(Collected data)
»»

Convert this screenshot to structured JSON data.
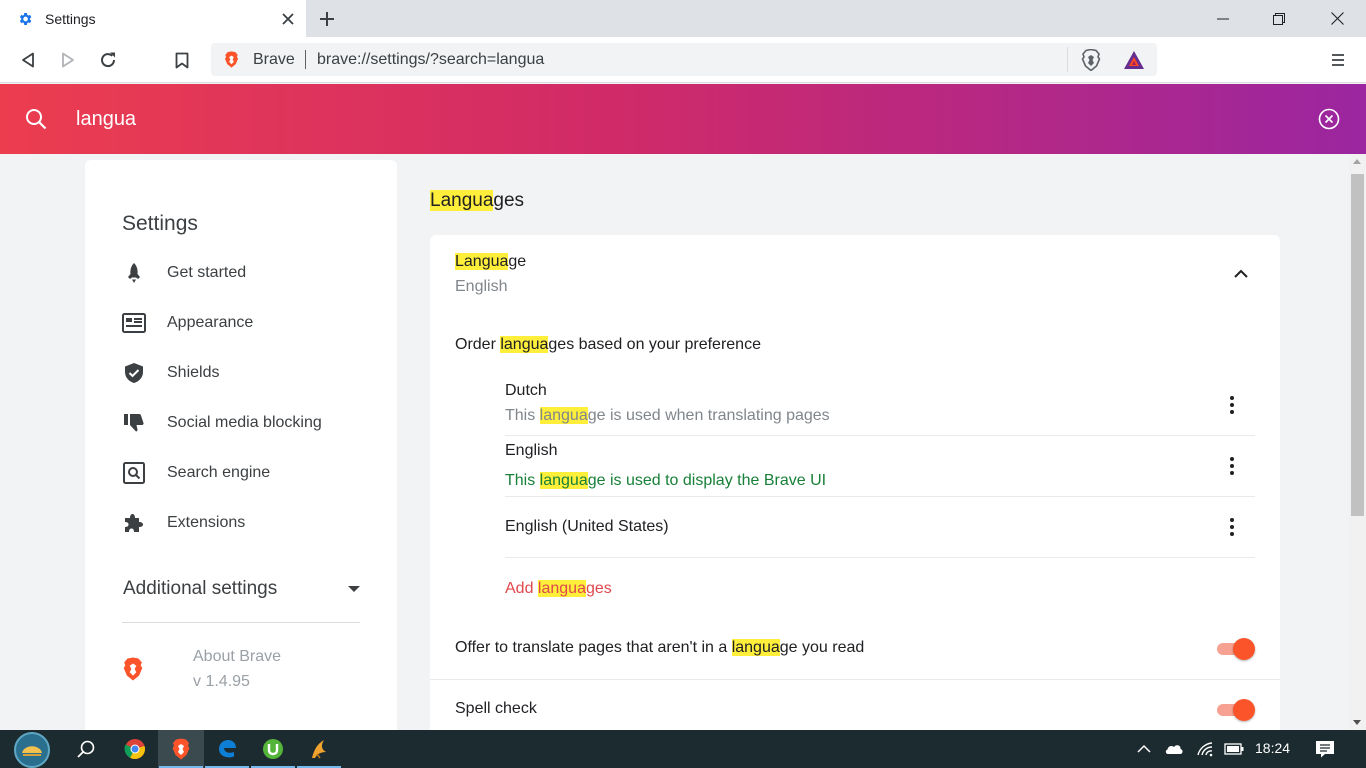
{
  "window": {
    "tab_title": "Settings"
  },
  "toolbar": {
    "scheme_label": "Brave",
    "url": "brave://settings/?search=langua"
  },
  "search": {
    "query": "langua"
  },
  "nav": {
    "title": "Settings",
    "items": [
      {
        "label": "Get started",
        "icon": "rocket-icon"
      },
      {
        "label": "Appearance",
        "icon": "appearance-icon"
      },
      {
        "label": "Shields",
        "icon": "shield-icon"
      },
      {
        "label": "Social media blocking",
        "icon": "thumbs-down-icon"
      },
      {
        "label": "Search engine",
        "icon": "search-engine-icon"
      },
      {
        "label": "Extensions",
        "icon": "puzzle-icon"
      }
    ],
    "additional_settings": "Additional settings",
    "about_name": "About Brave",
    "about_version": "v 1.4.95"
  },
  "main": {
    "section_title_hl": "Langua",
    "section_title_rest": "ges",
    "language_head_hl": "Langua",
    "language_head_rest": "ge",
    "current_language": "English",
    "order_pre": "Order ",
    "order_hl": "langua",
    "order_post": "ges based on your preference",
    "languages": [
      {
        "name": "Dutch",
        "desc_pre": "This ",
        "desc_hl": "langua",
        "desc_post": "ge is used when translating pages",
        "desc_color": "#80868b"
      },
      {
        "name": "English",
        "desc_pre": "This ",
        "desc_hl": "langua",
        "desc_post": "ge is used to display the Brave UI",
        "desc_color": "#188038"
      },
      {
        "name": "English (United States)",
        "desc_pre": "",
        "desc_hl": "",
        "desc_post": "",
        "desc_color": "#80868b"
      }
    ],
    "add_pre": "Add ",
    "add_hl": "langua",
    "add_post": "ges",
    "translate_pre": "Offer to translate pages that aren't in a ",
    "translate_hl": "langua",
    "translate_post": "ge you read",
    "translate_on": true,
    "spell_check": "Spell check",
    "spell_on": true
  },
  "taskbar": {
    "clock": "18:24"
  },
  "colors": {
    "accent": "#fb542b",
    "highlight": "#ffef3b",
    "add_link": "#e0484d",
    "success_text": "#188038"
  }
}
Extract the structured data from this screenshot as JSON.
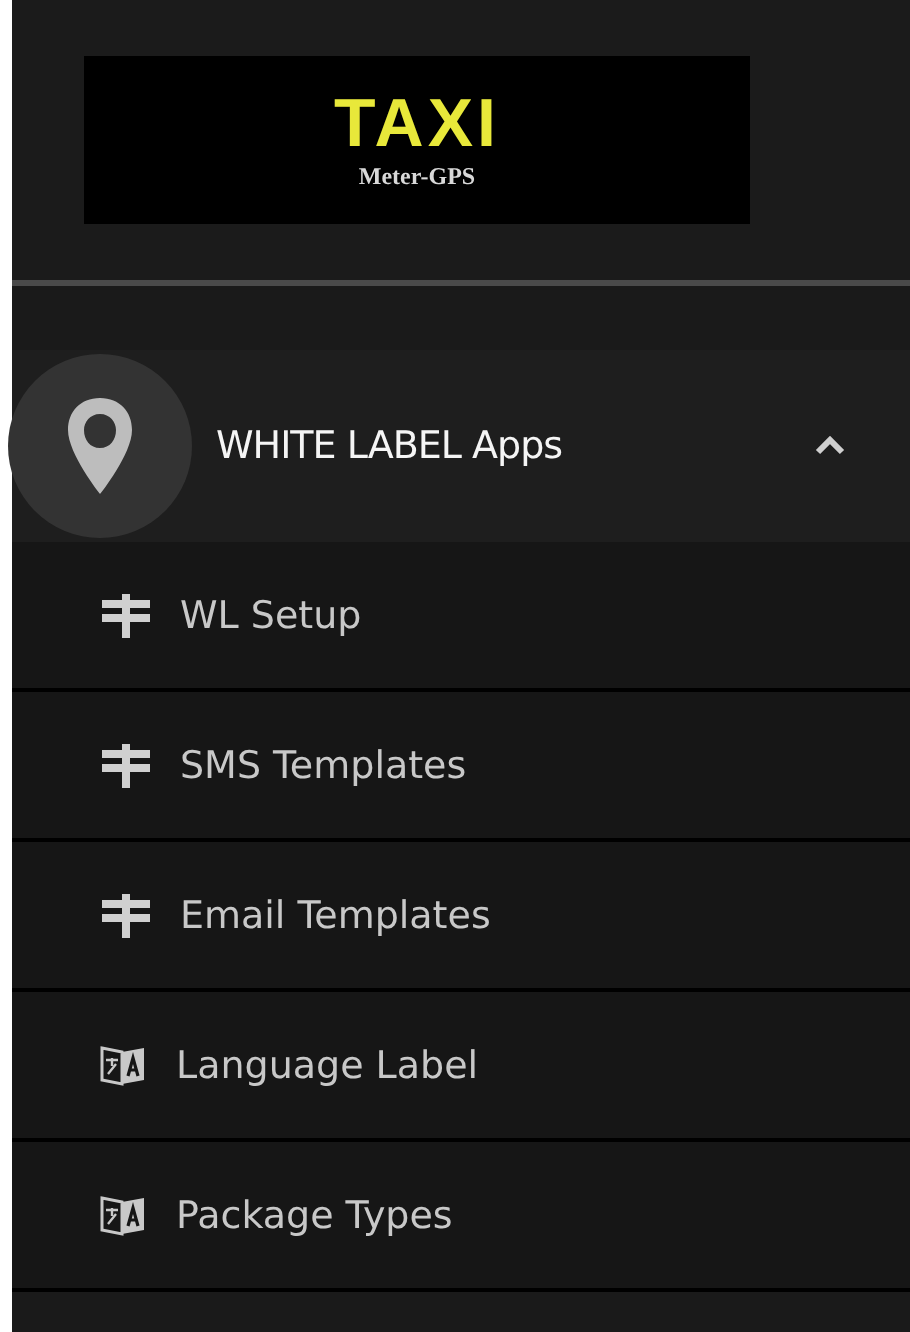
{
  "logo": {
    "title": "TAXI",
    "subtitle": "Meter-GPS"
  },
  "menu_group": {
    "label": "WHITE LABEL Apps",
    "expanded": true,
    "items": [
      {
        "label": "WL Setup",
        "kind": "signpost"
      },
      {
        "label": "SMS Templates",
        "kind": "signpost"
      },
      {
        "label": "Email Templates",
        "kind": "signpost"
      },
      {
        "label": "Language Label",
        "kind": "translate"
      },
      {
        "label": "Package Types",
        "kind": "translate"
      }
    ]
  }
}
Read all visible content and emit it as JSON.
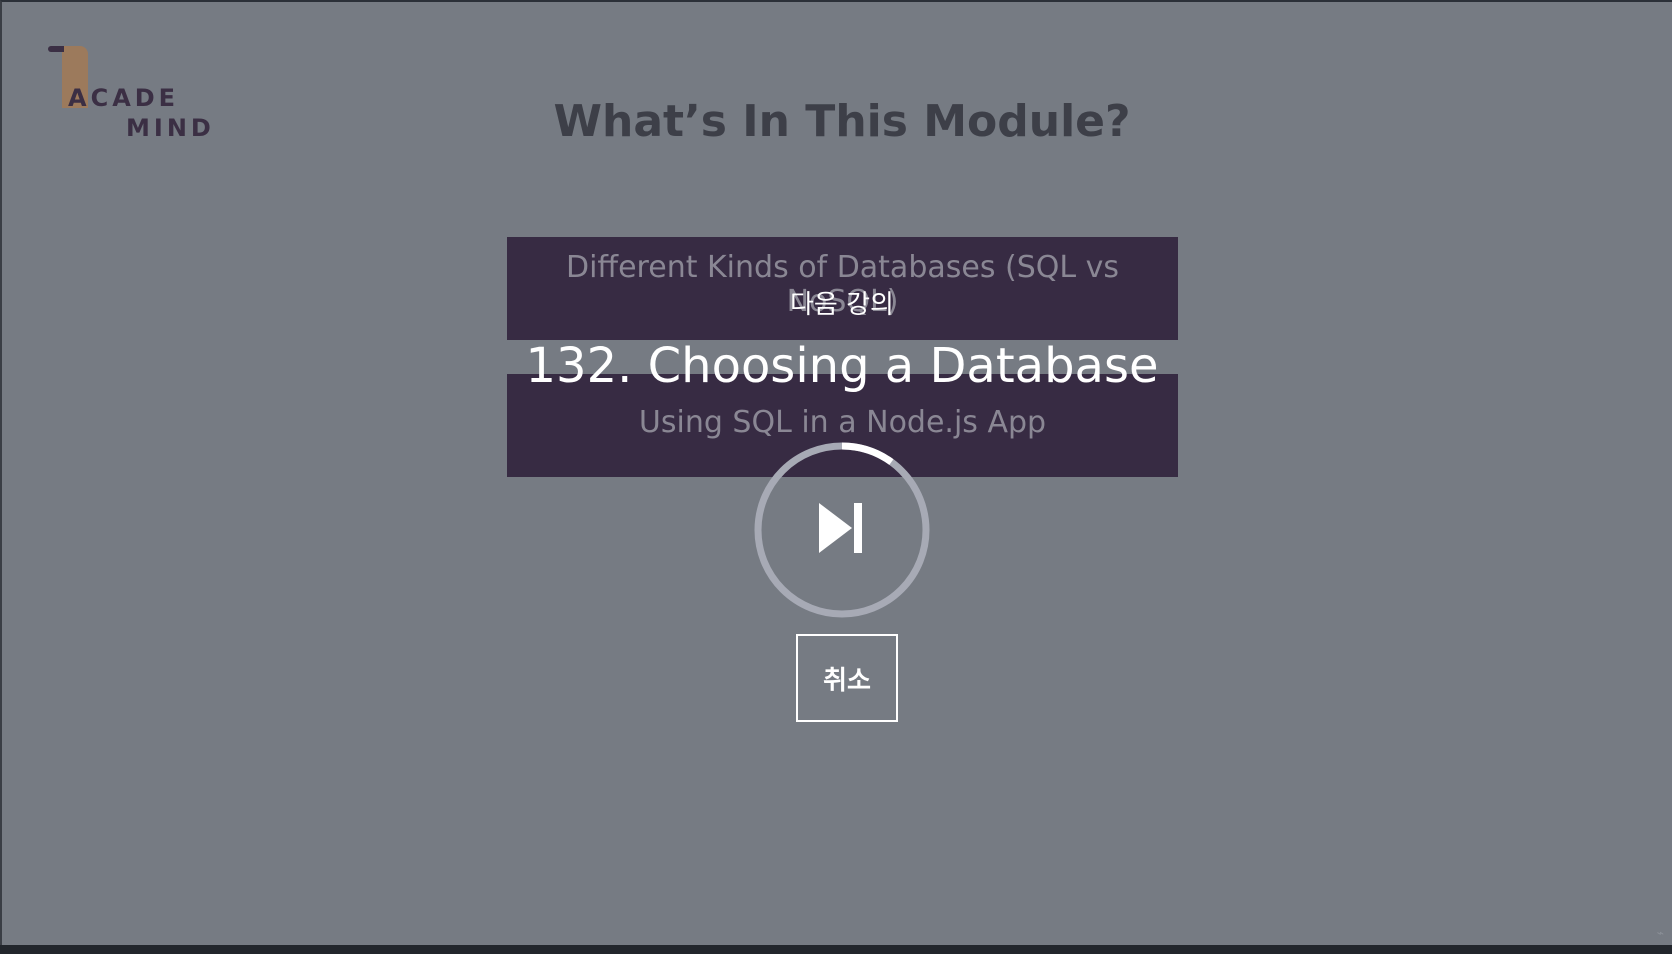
{
  "logo": {
    "line1": "ACADE",
    "line2": "MIND"
  },
  "slide": {
    "title": "What’s In This Module?",
    "items": [
      "Different Kinds of Databases (SQL vs NoSQL)",
      "Using SQL in a Node.js App"
    ]
  },
  "overlay": {
    "next_label": "다음 강의",
    "next_title": "132. Choosing a Database",
    "autoplay_progress": 0.1,
    "cancel_label": "취소"
  },
  "colors": {
    "overlay_bg": "#767b83",
    "slide_box": "#372b43",
    "ring_track": "#a7aab5",
    "ring_progress": "#ffffff"
  },
  "icons": {
    "autoplay": "skip-next-icon",
    "watermark": "udemy-icon"
  }
}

««

**Required task:**
Emit the lines from the line containing "Read all visible content and emit it as JSON." to the final line of the material, inclusive, exactly as written; pictures are excluded.

**Response to this exercise:**
Read all visible content and emit it as JSON.
{
  "logo": {
    "line1": "ACADE",
    "line2": "MIND"
  },
  "slide": {
    "title": "What’s In This Module?",
    "items": [
      "Different Kinds of Databases (SQL vs NoSQL)",
      "Using SQL in a Node.js App"
    ]
  },
  "overlay": {
    "next_label": "다음 강의",
    "next_title": "132. Choosing a Database",
    "autoplay_progress": 0.1,
    "cancel_label": "취소"
  },
  "colors": {
    "overlay_bg": "#767b83",
    "slide_box": "#372b43",
    "ring_track": "#a7aab5",
    "ring_progress": "#ffffff"
  },
  "icons": {
    "autoplay": "skip-next-icon",
    "watermark": "udemy-icon"
  }
}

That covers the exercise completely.